_Given request_. Go through the entries below and collect each line with the string "Setup" in it.

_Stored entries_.
↓

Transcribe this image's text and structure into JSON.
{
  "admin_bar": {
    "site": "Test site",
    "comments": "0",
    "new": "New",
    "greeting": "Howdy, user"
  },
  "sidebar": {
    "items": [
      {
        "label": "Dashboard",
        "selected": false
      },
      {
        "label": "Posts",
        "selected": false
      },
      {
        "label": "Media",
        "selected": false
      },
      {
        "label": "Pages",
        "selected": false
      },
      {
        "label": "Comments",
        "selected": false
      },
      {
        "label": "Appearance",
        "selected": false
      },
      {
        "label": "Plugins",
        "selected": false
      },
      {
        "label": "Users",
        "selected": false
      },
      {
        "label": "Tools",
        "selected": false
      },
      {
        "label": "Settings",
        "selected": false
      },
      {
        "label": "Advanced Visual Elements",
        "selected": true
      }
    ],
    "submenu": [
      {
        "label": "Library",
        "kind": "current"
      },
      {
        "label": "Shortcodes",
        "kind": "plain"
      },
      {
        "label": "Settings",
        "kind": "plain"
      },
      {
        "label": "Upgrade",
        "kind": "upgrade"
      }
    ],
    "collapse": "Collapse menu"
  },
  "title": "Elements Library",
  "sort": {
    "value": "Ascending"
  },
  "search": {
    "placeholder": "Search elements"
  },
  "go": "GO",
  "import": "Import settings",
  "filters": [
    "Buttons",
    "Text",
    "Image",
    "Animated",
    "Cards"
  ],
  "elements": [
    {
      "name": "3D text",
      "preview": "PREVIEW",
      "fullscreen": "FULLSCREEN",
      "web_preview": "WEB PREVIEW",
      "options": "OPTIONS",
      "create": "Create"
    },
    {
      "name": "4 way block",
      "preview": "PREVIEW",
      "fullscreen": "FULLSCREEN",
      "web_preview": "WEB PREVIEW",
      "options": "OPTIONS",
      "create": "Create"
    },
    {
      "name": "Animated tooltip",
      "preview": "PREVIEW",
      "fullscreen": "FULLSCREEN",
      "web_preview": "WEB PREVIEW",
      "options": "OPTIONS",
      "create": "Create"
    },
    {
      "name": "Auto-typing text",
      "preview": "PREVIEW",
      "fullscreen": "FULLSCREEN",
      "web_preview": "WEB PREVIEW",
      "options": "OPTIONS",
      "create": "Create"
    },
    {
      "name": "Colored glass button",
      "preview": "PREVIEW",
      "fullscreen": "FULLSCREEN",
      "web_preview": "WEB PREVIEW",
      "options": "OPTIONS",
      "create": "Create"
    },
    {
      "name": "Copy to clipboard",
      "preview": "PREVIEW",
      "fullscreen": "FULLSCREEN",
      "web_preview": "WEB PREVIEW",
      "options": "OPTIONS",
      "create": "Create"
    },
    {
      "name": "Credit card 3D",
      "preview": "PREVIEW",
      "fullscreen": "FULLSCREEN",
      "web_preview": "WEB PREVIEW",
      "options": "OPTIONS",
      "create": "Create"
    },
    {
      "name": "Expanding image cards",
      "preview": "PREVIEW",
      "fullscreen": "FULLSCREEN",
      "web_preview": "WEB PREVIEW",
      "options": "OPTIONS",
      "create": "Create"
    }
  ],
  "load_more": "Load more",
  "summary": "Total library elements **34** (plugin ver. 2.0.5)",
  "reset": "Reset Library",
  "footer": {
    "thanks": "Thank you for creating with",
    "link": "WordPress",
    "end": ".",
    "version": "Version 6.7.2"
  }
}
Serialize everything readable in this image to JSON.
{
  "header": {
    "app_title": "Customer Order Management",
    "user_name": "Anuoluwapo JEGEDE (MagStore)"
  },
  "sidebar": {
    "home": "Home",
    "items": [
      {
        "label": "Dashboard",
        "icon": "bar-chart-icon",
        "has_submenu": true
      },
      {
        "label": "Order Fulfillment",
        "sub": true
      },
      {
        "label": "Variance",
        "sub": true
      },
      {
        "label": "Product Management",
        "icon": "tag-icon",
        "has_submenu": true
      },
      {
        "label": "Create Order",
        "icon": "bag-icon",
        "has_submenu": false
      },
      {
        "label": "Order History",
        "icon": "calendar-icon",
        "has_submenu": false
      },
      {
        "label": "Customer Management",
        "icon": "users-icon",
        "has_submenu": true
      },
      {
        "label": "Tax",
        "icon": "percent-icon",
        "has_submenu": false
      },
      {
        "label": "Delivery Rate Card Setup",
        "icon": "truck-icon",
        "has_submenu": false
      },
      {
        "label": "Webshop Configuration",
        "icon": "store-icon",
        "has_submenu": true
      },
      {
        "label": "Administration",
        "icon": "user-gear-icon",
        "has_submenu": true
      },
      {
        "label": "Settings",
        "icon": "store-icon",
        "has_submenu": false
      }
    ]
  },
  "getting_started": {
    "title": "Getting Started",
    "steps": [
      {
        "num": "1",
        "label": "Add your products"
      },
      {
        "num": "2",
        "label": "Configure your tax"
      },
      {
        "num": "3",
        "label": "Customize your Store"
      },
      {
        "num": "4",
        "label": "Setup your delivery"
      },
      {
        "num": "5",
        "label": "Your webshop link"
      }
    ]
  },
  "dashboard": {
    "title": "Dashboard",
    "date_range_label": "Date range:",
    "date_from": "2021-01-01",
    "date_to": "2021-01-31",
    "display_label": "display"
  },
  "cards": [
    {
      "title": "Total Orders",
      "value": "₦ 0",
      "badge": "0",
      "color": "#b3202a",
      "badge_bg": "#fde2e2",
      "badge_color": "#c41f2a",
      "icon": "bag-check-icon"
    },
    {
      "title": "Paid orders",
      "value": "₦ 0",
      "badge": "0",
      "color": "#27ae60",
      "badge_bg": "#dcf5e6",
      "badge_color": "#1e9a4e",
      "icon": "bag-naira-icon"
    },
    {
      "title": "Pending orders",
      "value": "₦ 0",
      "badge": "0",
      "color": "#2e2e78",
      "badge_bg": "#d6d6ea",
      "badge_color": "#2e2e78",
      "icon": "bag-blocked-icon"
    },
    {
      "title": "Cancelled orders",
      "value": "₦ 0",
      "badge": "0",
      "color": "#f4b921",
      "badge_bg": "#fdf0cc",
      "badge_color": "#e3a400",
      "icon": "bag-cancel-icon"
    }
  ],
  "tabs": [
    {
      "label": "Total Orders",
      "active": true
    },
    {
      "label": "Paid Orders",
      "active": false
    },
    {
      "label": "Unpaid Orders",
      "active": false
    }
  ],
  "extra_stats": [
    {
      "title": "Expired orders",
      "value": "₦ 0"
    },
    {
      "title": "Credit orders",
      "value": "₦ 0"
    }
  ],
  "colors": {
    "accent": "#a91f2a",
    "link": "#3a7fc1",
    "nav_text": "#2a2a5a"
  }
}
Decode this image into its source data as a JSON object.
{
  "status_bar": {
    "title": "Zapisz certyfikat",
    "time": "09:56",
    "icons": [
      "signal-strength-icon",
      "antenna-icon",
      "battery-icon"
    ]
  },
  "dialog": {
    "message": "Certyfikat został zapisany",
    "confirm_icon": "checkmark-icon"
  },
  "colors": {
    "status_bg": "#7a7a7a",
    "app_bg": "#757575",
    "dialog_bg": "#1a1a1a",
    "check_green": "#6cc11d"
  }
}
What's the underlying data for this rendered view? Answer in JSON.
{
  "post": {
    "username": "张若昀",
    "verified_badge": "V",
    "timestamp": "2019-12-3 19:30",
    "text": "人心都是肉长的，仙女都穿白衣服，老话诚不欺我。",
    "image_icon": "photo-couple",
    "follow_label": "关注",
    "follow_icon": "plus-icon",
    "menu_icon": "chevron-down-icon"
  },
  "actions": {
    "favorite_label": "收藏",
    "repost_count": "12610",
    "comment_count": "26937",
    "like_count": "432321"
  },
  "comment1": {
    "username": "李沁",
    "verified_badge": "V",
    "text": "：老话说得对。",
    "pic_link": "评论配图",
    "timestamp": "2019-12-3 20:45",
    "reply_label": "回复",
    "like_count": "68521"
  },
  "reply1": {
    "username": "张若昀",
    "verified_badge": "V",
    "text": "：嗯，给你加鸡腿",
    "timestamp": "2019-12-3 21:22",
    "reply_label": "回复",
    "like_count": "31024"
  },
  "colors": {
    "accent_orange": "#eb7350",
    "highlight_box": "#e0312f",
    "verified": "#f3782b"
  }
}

↑

_Written answer_.
        "label": "Delivery Rate Card Setup",
        "label": "Setup your delivery"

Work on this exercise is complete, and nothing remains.